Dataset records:

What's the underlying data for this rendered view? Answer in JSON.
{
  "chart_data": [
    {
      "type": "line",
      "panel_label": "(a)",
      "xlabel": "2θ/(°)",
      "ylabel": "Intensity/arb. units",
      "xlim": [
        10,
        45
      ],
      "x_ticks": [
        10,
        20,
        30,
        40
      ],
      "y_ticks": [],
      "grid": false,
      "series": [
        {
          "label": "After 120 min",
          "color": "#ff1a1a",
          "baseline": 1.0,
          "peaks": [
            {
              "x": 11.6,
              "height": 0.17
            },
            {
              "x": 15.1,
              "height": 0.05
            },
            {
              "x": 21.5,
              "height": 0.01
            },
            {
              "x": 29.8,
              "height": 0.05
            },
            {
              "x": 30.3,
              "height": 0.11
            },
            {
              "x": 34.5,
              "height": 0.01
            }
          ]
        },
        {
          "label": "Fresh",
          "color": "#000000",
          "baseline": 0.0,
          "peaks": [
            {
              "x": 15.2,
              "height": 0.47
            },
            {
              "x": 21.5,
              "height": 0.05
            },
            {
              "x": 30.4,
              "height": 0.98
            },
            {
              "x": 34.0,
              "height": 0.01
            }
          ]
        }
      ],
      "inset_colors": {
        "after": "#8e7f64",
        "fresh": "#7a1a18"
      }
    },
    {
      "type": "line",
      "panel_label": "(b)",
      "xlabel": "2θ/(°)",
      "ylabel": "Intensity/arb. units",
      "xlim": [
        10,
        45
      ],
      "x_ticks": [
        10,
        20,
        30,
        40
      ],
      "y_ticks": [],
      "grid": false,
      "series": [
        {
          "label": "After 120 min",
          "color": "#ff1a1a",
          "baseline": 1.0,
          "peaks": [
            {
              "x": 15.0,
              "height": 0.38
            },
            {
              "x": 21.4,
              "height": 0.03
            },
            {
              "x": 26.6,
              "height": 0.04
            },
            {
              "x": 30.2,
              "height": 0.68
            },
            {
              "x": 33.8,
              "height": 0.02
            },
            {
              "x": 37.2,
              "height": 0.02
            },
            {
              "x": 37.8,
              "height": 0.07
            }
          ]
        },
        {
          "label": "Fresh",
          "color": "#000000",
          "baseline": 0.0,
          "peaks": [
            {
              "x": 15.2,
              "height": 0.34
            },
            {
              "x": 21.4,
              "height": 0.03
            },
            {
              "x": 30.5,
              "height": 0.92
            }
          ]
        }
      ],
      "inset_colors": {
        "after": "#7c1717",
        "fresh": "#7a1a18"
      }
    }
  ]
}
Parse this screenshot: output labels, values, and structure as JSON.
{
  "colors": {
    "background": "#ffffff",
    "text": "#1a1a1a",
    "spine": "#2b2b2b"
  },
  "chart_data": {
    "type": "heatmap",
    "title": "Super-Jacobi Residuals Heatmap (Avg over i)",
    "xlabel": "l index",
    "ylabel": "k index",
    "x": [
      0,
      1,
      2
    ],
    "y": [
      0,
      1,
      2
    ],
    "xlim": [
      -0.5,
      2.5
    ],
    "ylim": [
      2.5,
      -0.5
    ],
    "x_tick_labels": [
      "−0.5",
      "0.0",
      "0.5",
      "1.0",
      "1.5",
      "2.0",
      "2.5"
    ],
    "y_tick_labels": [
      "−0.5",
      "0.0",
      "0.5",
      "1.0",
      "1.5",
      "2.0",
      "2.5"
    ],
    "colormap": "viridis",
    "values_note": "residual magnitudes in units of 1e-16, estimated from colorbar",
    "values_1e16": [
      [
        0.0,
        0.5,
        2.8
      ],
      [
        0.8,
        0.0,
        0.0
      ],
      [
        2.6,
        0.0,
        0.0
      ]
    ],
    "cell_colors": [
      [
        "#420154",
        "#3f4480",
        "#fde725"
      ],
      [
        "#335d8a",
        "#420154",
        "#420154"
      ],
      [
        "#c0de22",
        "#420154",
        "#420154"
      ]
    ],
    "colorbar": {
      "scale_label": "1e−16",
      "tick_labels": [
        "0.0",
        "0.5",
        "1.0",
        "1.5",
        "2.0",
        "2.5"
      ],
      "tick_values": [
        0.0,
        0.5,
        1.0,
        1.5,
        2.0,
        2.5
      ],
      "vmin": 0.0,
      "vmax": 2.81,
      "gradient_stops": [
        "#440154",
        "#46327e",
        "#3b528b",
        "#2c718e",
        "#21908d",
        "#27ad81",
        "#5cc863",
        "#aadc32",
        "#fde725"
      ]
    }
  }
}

Aim of the exercise - All of the entries must be written out exactly as they stand.

Response for this exercise -
What's the underlying data for this rendered view? Answer in JSON.
{
  "chart_data": [
    {
      "type": "line",
      "panel_label": "(a)",
      "xlabel": "2θ/(°)",
      "ylabel": "Intensity/arb. units",
      "xlim": [
        10,
        45
      ],
      "x_ticks": [
        10,
        20,
        30,
        40
      ],
      "y_ticks": [],
      "grid": false,
      "series": [
        {
          "label": "After 120 min",
          "color": "#ff1a1a",
          "baseline": 1.0,
          "peaks": [
            {
              "x": 11.6,
              "height": 0.17
            },
            {
              "x": 15.1,
              "height": 0.05
            },
            {
              "x": 21.5,
              "height": 0.01
            },
            {
              "x": 29.8,
              "height": 0.05
            },
            {
              "x": 30.3,
              "height": 0.11
            },
            {
              "x": 34.5,
              "height": 0.01
            }
          ]
        },
        {
          "label": "Fresh",
          "color": "#000000",
          "baseline": 0.0,
          "peaks": [
            {
              "x": 15.2,
              "height": 0.47
            },
            {
              "x": 21.5,
              "height": 0.05
            },
            {
              "x": 30.4,
              "height": 0.98
            },
            {
              "x": 34.0,
              "height": 0.01
            }
          ]
        }
      ],
      "inset_colors": {
        "after": "#8e7f64",
        "fresh": "#7a1a18"
      }
    },
    {
      "type": "line",
      "panel_label": "(b)",
      "xlabel": "2θ/(°)",
      "ylabel": "Intensity/arb. units",
      "xlim": [
        10,
        45
      ],
      "x_ticks": [
        10,
        20,
        30,
        40
      ],
      "y_ticks": [],
      "grid": false,
      "series": [
        {
          "label": "After 120 min",
          "color": "#ff1a1a",
          "baseline": 1.0,
          "peaks": [
            {
              "x": 15.0,
              "height": 0.38
            },
            {
              "x": 21.4,
              "height": 0.03
            },
            {
              "x": 26.6,
              "height": 0.04
            },
            {
              "x": 30.2,
              "height": 0.68
            },
            {
              "x": 33.8,
              "height": 0.02
            },
            {
              "x": 37.2,
              "height": 0.02
            },
            {
              "x": 37.8,
              "height": 0.07
            }
          ]
        },
        {
          "label": "Fresh",
          "color": "#000000",
          "baseline": 0.0,
          "peaks": [
            {
              "x": 15.2,
              "height": 0.34
            },
            {
              "x": 21.4,
              "height": 0.03
            },
            {
              "x": 30.5,
              "height": 0.92
            }
          ]
        }
      ],
      "inset_colors": {
        "after": "#7c1717",
        "fresh": "#7a1a18"
      }
    }
  ]
}
Parse this screenshot: output labels, values, and structure as JSON.
{
  "colors": {
    "background": "#ffffff",
    "text": "#1a1a1a",
    "spine": "#2b2b2b"
  },
  "chart_data": {
    "type": "heatmap",
    "title": "Super-Jacobi Residuals Heatmap (Avg over i)",
    "xlabel": "l index",
    "ylabel": "k index",
    "x": [
      0,
      1,
      2
    ],
    "y": [
      0,
      1,
      2
    ],
    "xlim": [
      -0.5,
      2.5
    ],
    "ylim": [
      2.5,
      -0.5
    ],
    "x_tick_labels": [
      "−0.5",
      "0.0",
      "0.5",
      "1.0",
      "1.5",
      "2.0",
      "2.5"
    ],
    "y_tick_labels": [
      "−0.5",
      "0.0",
      "0.5",
      "1.0",
      "1.5",
      "2.0",
      "2.5"
    ],
    "colormap": "viridis",
    "values_note": "residual magnitudes in units of 1e-16, estimated from colorbar",
    "values_1e16": [
      [
        0.0,
        0.5,
        2.8
      ],
      [
        0.8,
        0.0,
        0.0
      ],
      [
        2.6,
        0.0,
        0.0
      ]
    ],
    "cell_colors": [
      [
        "#420154",
        "#3f4480",
        "#fde725"
      ],
      [
        "#335d8a",
        "#420154",
        "#420154"
      ],
      [
        "#c0de22",
        "#420154",
        "#420154"
      ]
    ],
    "colorbar": {
      "scale_label": "1e−16",
      "tick_labels": [
        "0.0",
        "0.5",
        "1.0",
        "1.5",
        "2.0",
        "2.5"
      ],
      "tick_values": [
        0.0,
        0.5,
        1.0,
        1.5,
        2.0,
        2.5
      ],
      "vmin": 0.0,
      "vmax": 2.81,
      "gradient_stops": [
        "#440154",
        "#46327e",
        "#3b528b",
        "#2c718e",
        "#21908d",
        "#27ad81",
        "#5cc863",
        "#aadc32",
        "#fde725"
      ]
    }
  }
}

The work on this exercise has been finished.